• What is required
List every line in this data where the string "Format" occurs.

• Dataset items
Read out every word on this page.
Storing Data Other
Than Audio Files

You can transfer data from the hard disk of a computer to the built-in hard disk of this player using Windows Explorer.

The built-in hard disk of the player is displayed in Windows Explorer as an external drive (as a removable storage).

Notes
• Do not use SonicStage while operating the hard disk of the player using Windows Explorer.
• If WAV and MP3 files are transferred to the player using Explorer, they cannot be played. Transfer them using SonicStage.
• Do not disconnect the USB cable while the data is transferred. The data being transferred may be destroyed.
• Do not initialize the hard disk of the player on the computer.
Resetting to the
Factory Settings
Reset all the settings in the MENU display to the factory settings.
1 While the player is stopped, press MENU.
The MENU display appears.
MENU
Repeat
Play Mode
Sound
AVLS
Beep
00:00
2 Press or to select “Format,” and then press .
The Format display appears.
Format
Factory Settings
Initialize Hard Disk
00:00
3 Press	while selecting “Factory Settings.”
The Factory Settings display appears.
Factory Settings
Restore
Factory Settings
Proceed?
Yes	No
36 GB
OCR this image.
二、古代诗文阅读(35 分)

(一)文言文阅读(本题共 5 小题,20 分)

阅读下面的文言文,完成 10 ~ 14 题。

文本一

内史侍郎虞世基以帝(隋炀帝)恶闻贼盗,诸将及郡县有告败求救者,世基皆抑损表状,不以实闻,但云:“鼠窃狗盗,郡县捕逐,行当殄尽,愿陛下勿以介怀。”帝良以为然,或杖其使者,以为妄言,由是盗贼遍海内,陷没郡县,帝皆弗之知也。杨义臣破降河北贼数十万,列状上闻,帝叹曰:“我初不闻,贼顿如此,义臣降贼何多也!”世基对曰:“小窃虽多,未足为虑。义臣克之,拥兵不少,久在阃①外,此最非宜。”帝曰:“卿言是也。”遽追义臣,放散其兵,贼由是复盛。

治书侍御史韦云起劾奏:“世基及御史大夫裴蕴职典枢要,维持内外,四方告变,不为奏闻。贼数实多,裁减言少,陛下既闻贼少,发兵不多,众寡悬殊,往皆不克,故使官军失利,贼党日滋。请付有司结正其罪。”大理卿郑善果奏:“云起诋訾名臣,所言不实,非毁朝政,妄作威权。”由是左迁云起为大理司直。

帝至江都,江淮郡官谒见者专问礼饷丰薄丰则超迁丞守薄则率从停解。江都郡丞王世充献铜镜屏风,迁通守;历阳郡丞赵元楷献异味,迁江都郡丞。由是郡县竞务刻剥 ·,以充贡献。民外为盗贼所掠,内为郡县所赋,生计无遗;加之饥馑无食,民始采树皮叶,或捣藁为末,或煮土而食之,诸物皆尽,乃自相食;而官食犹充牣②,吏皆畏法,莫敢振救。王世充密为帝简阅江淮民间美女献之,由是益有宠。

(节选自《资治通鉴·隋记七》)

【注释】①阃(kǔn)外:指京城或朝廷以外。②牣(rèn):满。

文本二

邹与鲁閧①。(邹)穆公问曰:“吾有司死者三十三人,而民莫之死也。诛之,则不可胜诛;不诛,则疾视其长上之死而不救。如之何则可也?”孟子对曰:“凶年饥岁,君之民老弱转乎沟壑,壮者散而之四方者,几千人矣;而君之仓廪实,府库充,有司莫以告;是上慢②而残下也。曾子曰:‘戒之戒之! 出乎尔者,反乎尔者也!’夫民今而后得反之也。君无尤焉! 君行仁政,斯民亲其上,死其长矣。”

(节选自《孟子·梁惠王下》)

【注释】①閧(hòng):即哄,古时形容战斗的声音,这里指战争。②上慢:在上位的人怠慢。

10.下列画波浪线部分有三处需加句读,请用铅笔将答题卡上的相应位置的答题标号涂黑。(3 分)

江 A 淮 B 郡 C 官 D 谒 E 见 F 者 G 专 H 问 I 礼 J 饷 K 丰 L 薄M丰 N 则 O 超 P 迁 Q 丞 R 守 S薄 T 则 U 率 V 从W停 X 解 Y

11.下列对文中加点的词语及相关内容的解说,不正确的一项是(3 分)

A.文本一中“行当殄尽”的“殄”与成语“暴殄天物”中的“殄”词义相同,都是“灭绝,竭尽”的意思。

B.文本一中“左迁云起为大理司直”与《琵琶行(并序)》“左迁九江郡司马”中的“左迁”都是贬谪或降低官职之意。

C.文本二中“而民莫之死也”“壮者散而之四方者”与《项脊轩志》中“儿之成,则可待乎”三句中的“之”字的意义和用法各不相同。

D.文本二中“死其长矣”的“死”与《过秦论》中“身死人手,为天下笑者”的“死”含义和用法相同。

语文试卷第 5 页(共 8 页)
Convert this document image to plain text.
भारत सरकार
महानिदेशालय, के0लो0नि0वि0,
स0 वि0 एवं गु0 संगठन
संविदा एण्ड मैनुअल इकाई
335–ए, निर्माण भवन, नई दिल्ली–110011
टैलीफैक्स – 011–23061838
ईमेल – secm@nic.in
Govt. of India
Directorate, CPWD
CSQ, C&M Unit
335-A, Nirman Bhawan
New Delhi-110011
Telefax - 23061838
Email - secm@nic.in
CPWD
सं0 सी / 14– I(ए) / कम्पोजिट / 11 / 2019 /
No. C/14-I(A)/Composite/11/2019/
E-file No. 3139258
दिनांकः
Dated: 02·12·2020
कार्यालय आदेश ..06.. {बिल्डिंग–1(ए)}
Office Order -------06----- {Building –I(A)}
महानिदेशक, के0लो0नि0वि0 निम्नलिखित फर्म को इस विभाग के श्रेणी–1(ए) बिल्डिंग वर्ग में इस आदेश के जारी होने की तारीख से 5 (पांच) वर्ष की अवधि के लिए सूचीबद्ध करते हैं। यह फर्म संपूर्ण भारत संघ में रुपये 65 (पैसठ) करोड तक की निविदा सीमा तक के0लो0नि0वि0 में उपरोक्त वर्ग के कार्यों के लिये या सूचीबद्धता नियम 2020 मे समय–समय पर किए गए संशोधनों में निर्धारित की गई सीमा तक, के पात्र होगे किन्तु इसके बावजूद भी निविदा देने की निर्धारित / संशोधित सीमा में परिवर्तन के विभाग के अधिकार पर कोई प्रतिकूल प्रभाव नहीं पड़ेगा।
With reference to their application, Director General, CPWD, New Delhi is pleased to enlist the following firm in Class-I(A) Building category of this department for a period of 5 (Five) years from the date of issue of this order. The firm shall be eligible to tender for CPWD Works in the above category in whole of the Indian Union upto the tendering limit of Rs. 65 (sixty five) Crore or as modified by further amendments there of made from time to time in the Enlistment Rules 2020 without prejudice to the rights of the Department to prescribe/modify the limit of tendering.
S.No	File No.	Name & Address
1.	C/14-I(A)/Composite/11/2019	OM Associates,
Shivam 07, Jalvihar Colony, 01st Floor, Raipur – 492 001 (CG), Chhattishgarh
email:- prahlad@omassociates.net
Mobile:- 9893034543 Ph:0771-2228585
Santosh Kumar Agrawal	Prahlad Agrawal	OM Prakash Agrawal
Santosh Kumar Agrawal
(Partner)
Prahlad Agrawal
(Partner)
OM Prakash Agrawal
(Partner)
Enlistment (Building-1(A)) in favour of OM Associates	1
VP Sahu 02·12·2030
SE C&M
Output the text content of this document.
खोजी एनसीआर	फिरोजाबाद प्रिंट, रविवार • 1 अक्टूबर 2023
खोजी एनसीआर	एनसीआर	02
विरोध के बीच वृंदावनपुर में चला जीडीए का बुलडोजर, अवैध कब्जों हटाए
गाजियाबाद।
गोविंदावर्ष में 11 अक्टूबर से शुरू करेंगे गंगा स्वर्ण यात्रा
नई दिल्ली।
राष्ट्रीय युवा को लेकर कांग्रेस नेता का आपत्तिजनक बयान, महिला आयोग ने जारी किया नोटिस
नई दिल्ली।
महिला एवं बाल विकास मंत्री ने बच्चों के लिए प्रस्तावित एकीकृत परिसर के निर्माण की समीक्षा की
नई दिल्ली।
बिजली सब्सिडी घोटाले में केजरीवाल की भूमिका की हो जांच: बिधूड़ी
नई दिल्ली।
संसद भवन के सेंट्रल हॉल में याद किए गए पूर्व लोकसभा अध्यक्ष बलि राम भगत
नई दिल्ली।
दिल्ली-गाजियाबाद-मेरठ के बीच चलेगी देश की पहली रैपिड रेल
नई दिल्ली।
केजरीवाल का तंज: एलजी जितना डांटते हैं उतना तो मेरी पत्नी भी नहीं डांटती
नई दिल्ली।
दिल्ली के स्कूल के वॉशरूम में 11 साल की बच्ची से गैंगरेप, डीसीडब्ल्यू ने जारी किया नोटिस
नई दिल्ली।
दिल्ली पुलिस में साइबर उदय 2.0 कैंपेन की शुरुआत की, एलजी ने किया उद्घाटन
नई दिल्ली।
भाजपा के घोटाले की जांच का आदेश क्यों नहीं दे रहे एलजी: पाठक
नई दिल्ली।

• Full response
2 Press or to select “Format,” and then press .
The Format display appears.
Format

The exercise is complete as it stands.